## Provided information
----------------

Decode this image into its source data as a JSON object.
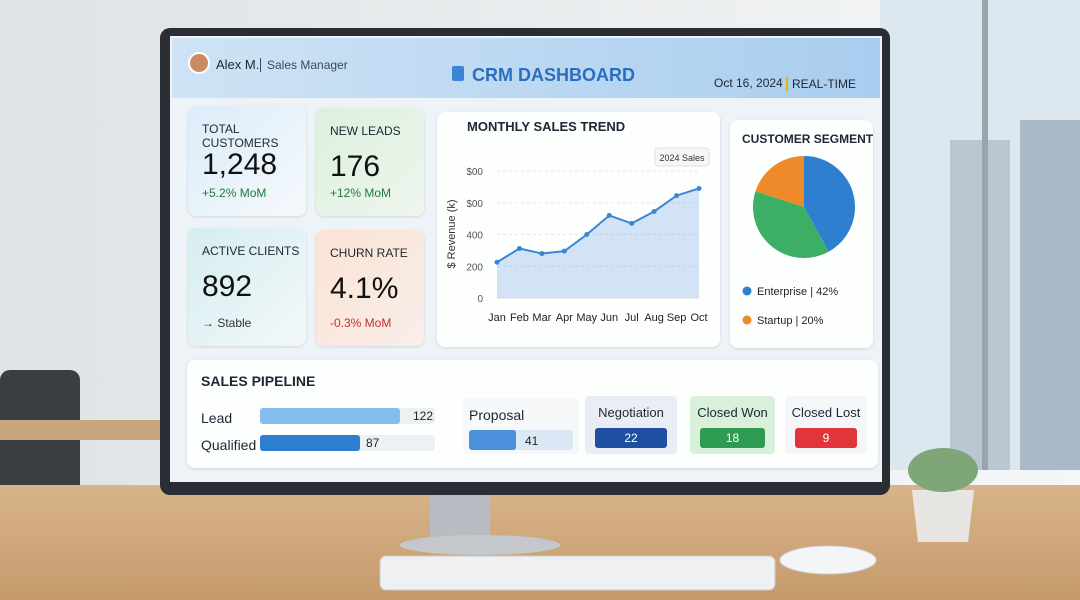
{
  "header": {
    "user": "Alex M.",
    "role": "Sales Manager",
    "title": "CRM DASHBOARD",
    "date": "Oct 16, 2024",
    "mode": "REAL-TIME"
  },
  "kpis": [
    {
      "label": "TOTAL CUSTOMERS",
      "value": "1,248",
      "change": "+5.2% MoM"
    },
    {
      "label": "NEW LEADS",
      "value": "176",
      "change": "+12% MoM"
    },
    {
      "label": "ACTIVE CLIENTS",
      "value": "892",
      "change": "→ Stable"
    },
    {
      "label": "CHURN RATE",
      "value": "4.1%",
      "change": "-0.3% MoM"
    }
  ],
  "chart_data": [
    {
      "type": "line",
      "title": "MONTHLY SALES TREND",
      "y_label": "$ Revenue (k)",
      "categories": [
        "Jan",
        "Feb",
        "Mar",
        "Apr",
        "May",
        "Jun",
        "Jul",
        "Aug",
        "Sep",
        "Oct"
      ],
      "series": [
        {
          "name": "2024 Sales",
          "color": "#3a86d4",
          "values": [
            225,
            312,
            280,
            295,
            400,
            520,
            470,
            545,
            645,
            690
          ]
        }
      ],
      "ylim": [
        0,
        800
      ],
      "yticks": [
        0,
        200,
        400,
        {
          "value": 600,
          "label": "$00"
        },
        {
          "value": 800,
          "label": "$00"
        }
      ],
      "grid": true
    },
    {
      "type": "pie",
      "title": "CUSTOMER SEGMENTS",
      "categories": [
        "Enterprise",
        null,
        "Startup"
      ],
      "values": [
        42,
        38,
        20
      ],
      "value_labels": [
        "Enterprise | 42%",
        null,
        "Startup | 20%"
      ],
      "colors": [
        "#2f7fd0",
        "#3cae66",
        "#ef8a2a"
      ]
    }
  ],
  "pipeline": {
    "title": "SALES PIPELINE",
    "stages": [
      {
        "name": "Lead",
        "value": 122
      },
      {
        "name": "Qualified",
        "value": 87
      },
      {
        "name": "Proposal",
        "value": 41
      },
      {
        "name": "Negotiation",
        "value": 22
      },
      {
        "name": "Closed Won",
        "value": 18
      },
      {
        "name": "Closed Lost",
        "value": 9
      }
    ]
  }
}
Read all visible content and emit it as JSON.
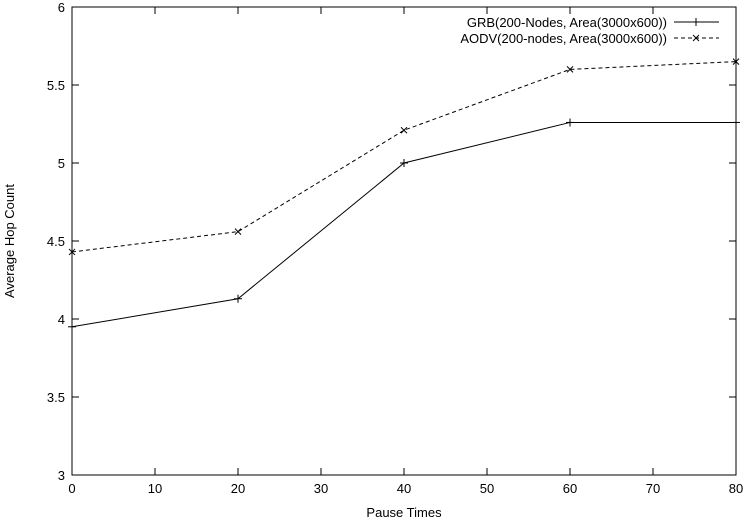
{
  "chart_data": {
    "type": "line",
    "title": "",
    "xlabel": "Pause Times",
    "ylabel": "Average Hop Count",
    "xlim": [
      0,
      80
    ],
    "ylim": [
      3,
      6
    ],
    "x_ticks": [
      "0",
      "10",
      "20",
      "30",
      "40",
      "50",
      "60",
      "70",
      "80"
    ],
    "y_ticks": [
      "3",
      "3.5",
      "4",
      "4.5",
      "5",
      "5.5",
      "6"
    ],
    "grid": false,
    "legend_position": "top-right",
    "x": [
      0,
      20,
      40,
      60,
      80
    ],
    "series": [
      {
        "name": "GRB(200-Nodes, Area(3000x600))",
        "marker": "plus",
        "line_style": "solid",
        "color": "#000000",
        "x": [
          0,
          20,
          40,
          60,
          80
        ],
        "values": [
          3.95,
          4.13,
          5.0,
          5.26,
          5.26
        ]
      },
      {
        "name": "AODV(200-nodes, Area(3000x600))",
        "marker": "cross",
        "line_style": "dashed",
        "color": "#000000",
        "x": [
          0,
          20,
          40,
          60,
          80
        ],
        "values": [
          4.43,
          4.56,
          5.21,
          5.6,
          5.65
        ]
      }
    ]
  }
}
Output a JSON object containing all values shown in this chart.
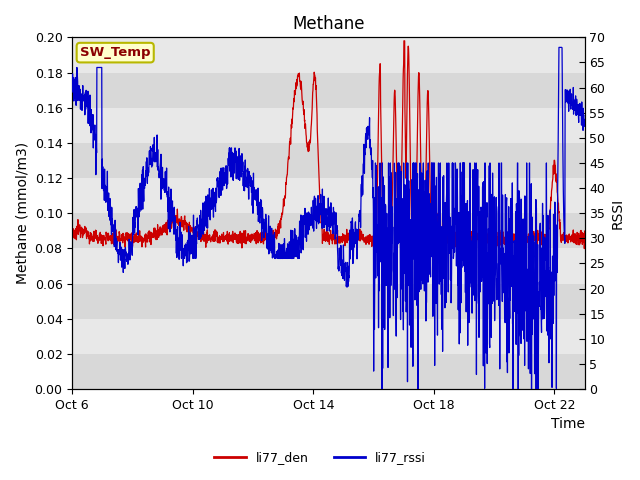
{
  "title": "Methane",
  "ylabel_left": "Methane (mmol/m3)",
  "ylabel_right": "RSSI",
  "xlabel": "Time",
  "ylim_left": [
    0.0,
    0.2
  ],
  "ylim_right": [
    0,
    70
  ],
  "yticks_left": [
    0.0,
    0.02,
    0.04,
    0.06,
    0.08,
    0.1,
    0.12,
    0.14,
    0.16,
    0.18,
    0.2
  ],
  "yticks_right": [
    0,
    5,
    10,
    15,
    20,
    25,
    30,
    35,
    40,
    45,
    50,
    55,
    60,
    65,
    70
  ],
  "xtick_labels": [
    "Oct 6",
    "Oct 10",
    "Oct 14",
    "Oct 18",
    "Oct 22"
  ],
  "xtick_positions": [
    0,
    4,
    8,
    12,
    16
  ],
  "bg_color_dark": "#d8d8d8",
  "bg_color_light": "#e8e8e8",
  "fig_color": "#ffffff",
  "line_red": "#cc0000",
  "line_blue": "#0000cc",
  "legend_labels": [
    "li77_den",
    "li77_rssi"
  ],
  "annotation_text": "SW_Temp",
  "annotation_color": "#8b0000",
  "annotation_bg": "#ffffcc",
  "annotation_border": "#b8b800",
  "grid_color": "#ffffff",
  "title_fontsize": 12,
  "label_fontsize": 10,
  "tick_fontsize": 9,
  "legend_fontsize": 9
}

----------------

## Instructions for the task
Return each line exactly as written. Any picture gets left out.

## Exercise solution
Decode this image into its source data as a JSON object.
{
  "header": {
    "user": "Alex M.",
    "role": "Sales Manager",
    "title": "CRM DASHBOARD",
    "date": "Oct 16, 2024",
    "mode": "REAL-TIME"
  },
  "kpis": [
    {
      "label": "TOTAL CUSTOMERS",
      "value": "1,248",
      "change": "+5.2% MoM"
    },
    {
      "label": "NEW LEADS",
      "value": "176",
      "change": "+12% MoM"
    },
    {
      "label": "ACTIVE CLIENTS",
      "value": "892",
      "change": "→ Stable"
    },
    {
      "label": "CHURN RATE",
      "value": "4.1%",
      "change": "-0.3% MoM"
    }
  ],
  "chart_data": [
    {
      "type": "line",
      "title": "MONTHLY SALES TREND",
      "y_label": "$ Revenue (k)",
      "categories": [
        "Jan",
        "Feb",
        "Mar",
        "Apr",
        "May",
        "Jun",
        "Jul",
        "Aug",
        "Sep",
        "Oct"
      ],
      "series": [
        {
          "name": "2024 Sales",
          "color": "#3a86d4",
          "values": [
            225,
            312,
            280,
            295,
            400,
            520,
            470,
            545,
            645,
            690
          ]
        }
      ],
      "ylim": [
        0,
        800
      ],
      "yticks": [
        0,
        200,
        400,
        {
          "value": 600,
          "label": "$00"
        },
        {
          "value": 800,
          "label": "$00"
        }
      ],
      "grid": true
    },
    {
      "type": "pie",
      "title": "CUSTOMER SEGMENTS",
      "categories": [
        "Enterprise",
        null,
        "Startup"
      ],
      "values": [
        42,
        38,
        20
      ],
      "value_labels": [
        "Enterprise | 42%",
        null,
        "Startup | 20%"
      ],
      "colors": [
        "#2f7fd0",
        "#3cae66",
        "#ef8a2a"
      ]
    }
  ],
  "pipeline": {
    "title": "SALES PIPELINE",
    "stages": [
      {
        "name": "Lead",
        "value": 122
      },
      {
        "name": "Qualified",
        "value": 87
      },
      {
        "name": "Proposal",
        "value": 41
      },
      {
        "name": "Negotiation",
        "value": 22
      },
      {
        "name": "Closed Won",
        "value": 18
      },
      {
        "name": "Closed Lost",
        "value": 9
      }
    ]
  }
}
Read all visible content and emit it as JSON.
{
  "chart_data": {
    "type": "line",
    "title": "",
    "xlabel": "Pause Times",
    "ylabel": "Average Hop Count",
    "xlim": [
      0,
      80
    ],
    "ylim": [
      3,
      6
    ],
    "x_ticks": [
      "0",
      "10",
      "20",
      "30",
      "40",
      "50",
      "60",
      "70",
      "80"
    ],
    "y_ticks": [
      "3",
      "3.5",
      "4",
      "4.5",
      "5",
      "5.5",
      "6"
    ],
    "grid": false,
    "legend_position": "top-right",
    "x": [
      0,
      20,
      40,
      60,
      80
    ],
    "series": [
      {
        "name": "GRB(200-Nodes, Area(3000x600))",
        "marker": "plus",
        "line_style": "solid",
        "color": "#000000",
        "x": [
          0,
          20,
          40,
          60,
          80
        ],
        "values": [
          3.95,
          4.13,
          5.0,
          5.26,
          5.26
        ]
      },
      {
        "name": "AODV(200-nodes, Area(3000x600))",
        "marker": "cross",
        "line_style": "dashed",
        "color": "#000000",
        "x": [
          0,
          20,
          40,
          60,
          80
        ],
        "values": [
          4.43,
          4.56,
          5.21,
          5.6,
          5.65
        ]
      }
    ]
  }
}
Output a JSON object containing all values shown in this chart.
{
  "title": "Methane",
  "ylabel_left": "Methane (mmol/m3)",
  "ylabel_right": "RSSI",
  "xlabel": "Time",
  "ylim_left": [
    0.0,
    0.2
  ],
  "ylim_right": [
    0,
    70
  ],
  "yticks_left": [
    0.0,
    0.02,
    0.04,
    0.06,
    0.08,
    0.1,
    0.12,
    0.14,
    0.16,
    0.18,
    0.2
  ],
  "yticks_right": [
    0,
    5,
    10,
    15,
    20,
    25,
    30,
    35,
    40,
    45,
    50,
    55,
    60,
    65,
    70
  ],
  "xtick_labels": [
    "Oct 6",
    "Oct 10",
    "Oct 14",
    "Oct 18",
    "Oct 22"
  ],
  "xtick_positions": [
    0,
    4,
    8,
    12,
    16
  ],
  "bg_color_dark": "#d8d8d8",
  "bg_color_light": "#e8e8e8",
  "fig_color": "#ffffff",
  "line_red": "#cc0000",
  "line_blue": "#0000cc",
  "legend_labels": [
    "li77_den",
    "li77_rssi"
  ],
  "annotation_text": "SW_Temp",
  "annotation_color": "#8b0000",
  "annotation_bg": "#ffffcc",
  "annotation_border": "#b8b800",
  "grid_color": "#ffffff",
  "title_fontsize": 12,
  "label_fontsize": 10,
  "tick_fontsize": 9,
  "legend_fontsize": 9
}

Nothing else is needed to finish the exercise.